__Bacaan yang Disediakan__.
Between Happiness

Hmm 
Tadi dapet cerita dari mama, kalo kakak kelasku sempet dirawat. Mbak-nya itu tipe yang pendiem, anak FK, nyambi tahfidz juga. Jadi pemantiknya itu ada kata orang lain yang mungkin menyakiti hatinya trus langsung meledak deh. Entah ya, mungkin karena udah mendam terlalu lama dan nggak tahan lagi. Sekarang udah pulang dari dirawat dan udah mendingan lah. Tapi mamaku bilang gini, "Lagi diusahain diruqyah sih". Lalu aku diem.

__Data yang Diberikan__.
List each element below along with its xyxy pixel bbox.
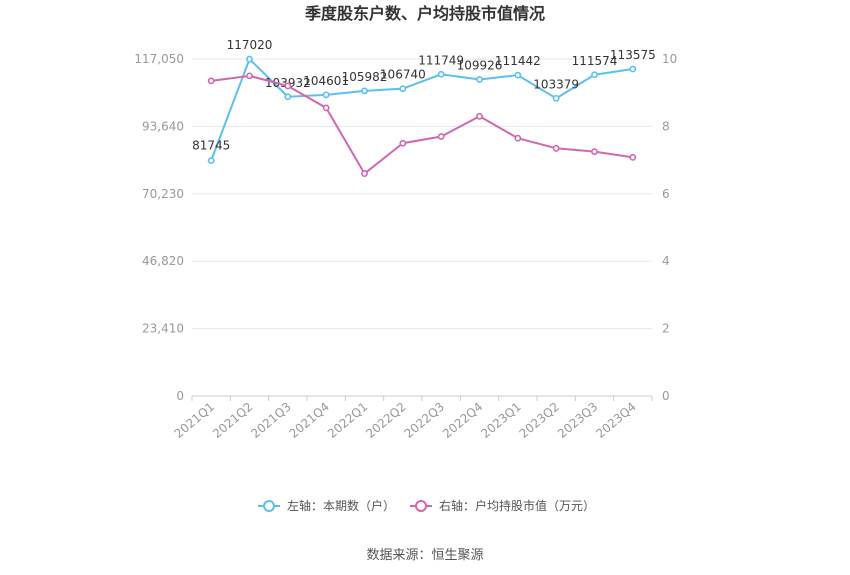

__Tugas yang Dikerjakan__.
1. Ulangi kata demi kata bagian bacaan yang disediakan, dari "Between Happiness" sampai dengan "Lalu aku diem.".
2. Menurut bacaan yang disediakan, apa yang juga dijalani kakak kelas itu selain kuliah sebagai anak FK?
3. Tentukan apakah tiap pernyataan berikut sesuai dengan bacaan yang disediakan. Jawab ya atau tidak, lalu kutip kata-kata bacaan yang menentukannya.
(a) Kakak kelas itu sekarang masih dirawat.
(b) Cerita tentang kakak kelas itu didapat dari mama.
(c) Kakak kelas itu digambarkan sebagai tipe yang banyak bicara.

__Jawaban Lengkap__.
1.
Between Happiness

Hmm 
Tadi dapet cerita dari mama, kalo kakak kelasku sempet dirawat. Mbak-nya itu tipe yang pendiem, anak FK, nyambi tahfidz juga. Jadi pemantiknya itu ada kata orang lain yang mungkin menyakiti hatinya trus langsung meledak deh. Entah ya, mungkin karena udah mendam terlalu lama dan nggak tahan lagi. Sekarang udah pulang dari dirawat dan udah mendingan lah. Tapi mamaku bilang gini, "Lagi diusahain diruqyah sih". Lalu aku diem.

2. Ia nyambi tahfidz.

3.
(a) Tidak: "Sekarang udah pulang dari dirawat dan udah mendingan lah."
(b) Ya: "Tadi dapet cerita dari mama"
(c) Tidak: "Mbak-nya itu tipe yang pendiem"